### Problem details
Below are some records; give them all again exactly, but not the pictures.

### Records to process
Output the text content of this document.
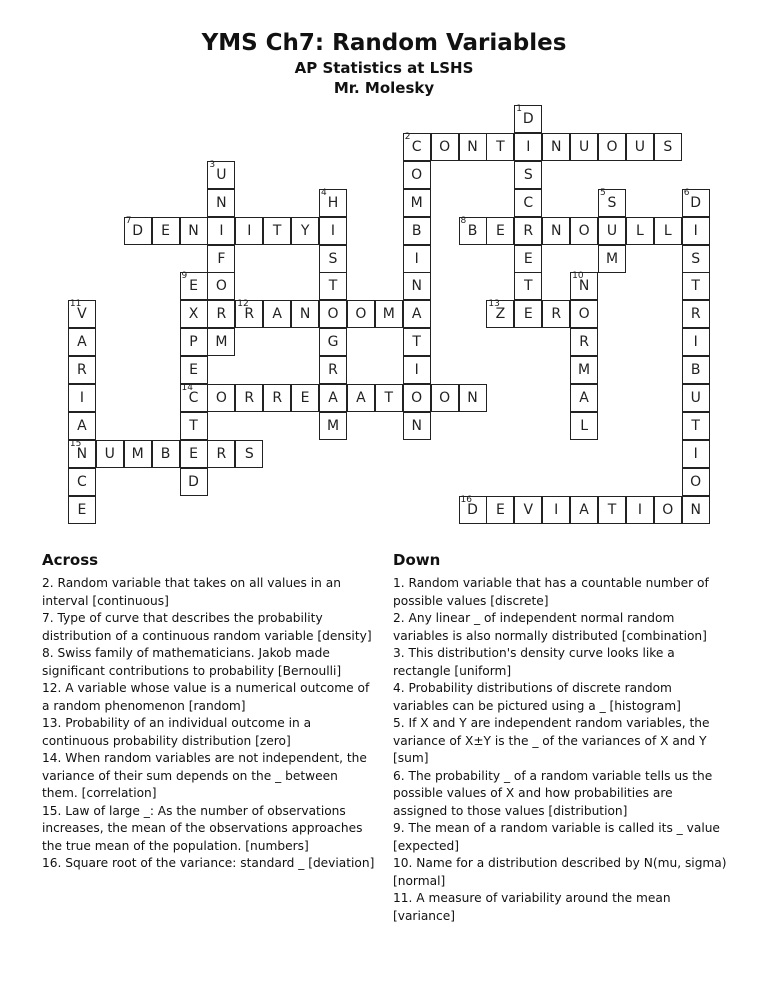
YMS Ch7: Random Variables
AP Statistics at LSHS
Mr. Molesky
1
D
I
S
C
R
E
T
E
2
C	O	N	T	N	U	O	U	S
O
M
B
I
N
A
T
I
O
N
3
U
N
I
F
O
R
M
4
H
I
S
T
O
G
R
A
M
5
S
U
M
6
D
I
S
T
R
I
B
U
T
I
O
N
7
D	E	N	I	T	Y
8
B	E	N	O	L	L
9
E
X
P
E
14
C
T
E
D
10
N
O
R
M
A
L
11
V
A
R
I
A
15
N
C
E
12
R	A	N	O	M
13
Z	R
O	R	R	E	A	T	O	N
U	M	B	R	S
16
D	E	V	I	A	T	I	O
Across

2. Random variable that takes on all values in an interval [continuous]

7. Type of curve that describes the probability distribution of a continuous random variable [density]

8. Swiss family of mathematicians. Jakob made significant contributions to probability [Bernoulli]

12. A variable whose value is a numerical outcome of a random phenomenon [random]

13. Probability of an individual outcome in a continuous probability distribution [zero]

14. When random variables are not independent, the variance of their sum depends on the _ between them. [correlation]

15. Law of large _: As the number of observations increases, the mean of the observations approaches the true mean of the population. [numbers]

16. Square root of the variance: standard _ [deviation]

Down

1. Random variable that has a countable number of possible values [discrete]

2. Any linear _ of independent normal random variables is also normally distributed [combination]

3. This distribution's density curve looks like a rectangle [uniform]

4. Probability distributions of discrete random variables can be pictured using a _ [histogram]

5. If X and Y are independent random variables, the variance of X±Y is the _ of the variances of X and Y [sum]

6. The probability _ of a random variable tells us the possible values of X and how probabilities are assigned to those values [distribution]

9. The mean of a random variable is called its _ value [expected]

10. Name for a distribution described by N(mu, sigma) [normal]

11. A measure of variability around the mean [variance]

### Response
Output the text content of this document.
YMS Ch7: Random Variables
AP Statistics at LSHS
Mr. Molesky
1
D
I
S
C
R
E
T
E
2
C	O	N	T	N	U	O	U	S
O
M
B
I
N
A
T
I
O
N
3
U
N
I
F
O
R
M
4
H
I
S
T
O
G
R
A
M
5
S
U
M
6
D
I
S
T
R
I
B
U
T
I
O
N
7
D	E	N	I	T	Y
8
B	E	N	O	L	L
9
E
X
P
E
14
C
T
E
D
10
N
O
R
M
A
L
11
V
A
R
I
A
15
N
C
E
12
R	A	N	O	M
13
Z	R
O	R	R	E	A	T	O	N
U	M	B	R	S
16
D	E	V	I	A	T	I	O
Across

2. Random variable that takes on all values in an interval [continuous]

7. Type of curve that describes the probability distribution of a continuous random variable [density]

8. Swiss family of mathematicians. Jakob made significant contributions to probability [Bernoulli]

12. A variable whose value is a numerical outcome of a random phenomenon [random]

13. Probability of an individual outcome in a continuous probability distribution [zero]

14. When random variables are not independent, the variance of their sum depends on the _ between them. [correlation]

15. Law of large _: As the number of observations increases, the mean of the observations approaches the true mean of the population. [numbers]

16. Square root of the variance: standard _ [deviation]

Down

1. Random variable that has a countable number of possible values [discrete]

2. Any linear _ of independent normal random variables is also normally distributed [combination]

3. This distribution's density curve looks like a rectangle [uniform]

4. Probability distributions of discrete random variables can be pictured using a _ [histogram]

5. If X and Y are independent random variables, the variance of X±Y is the _ of the variances of X and Y [sum]

6. The probability _ of a random variable tells us the possible values of X and how probabilities are assigned to those values [distribution]

9. The mean of a random variable is called its _ value [expected]

10. Name for a distribution described by N(mu, sigma) [normal]

11. A measure of variability around the mean [variance]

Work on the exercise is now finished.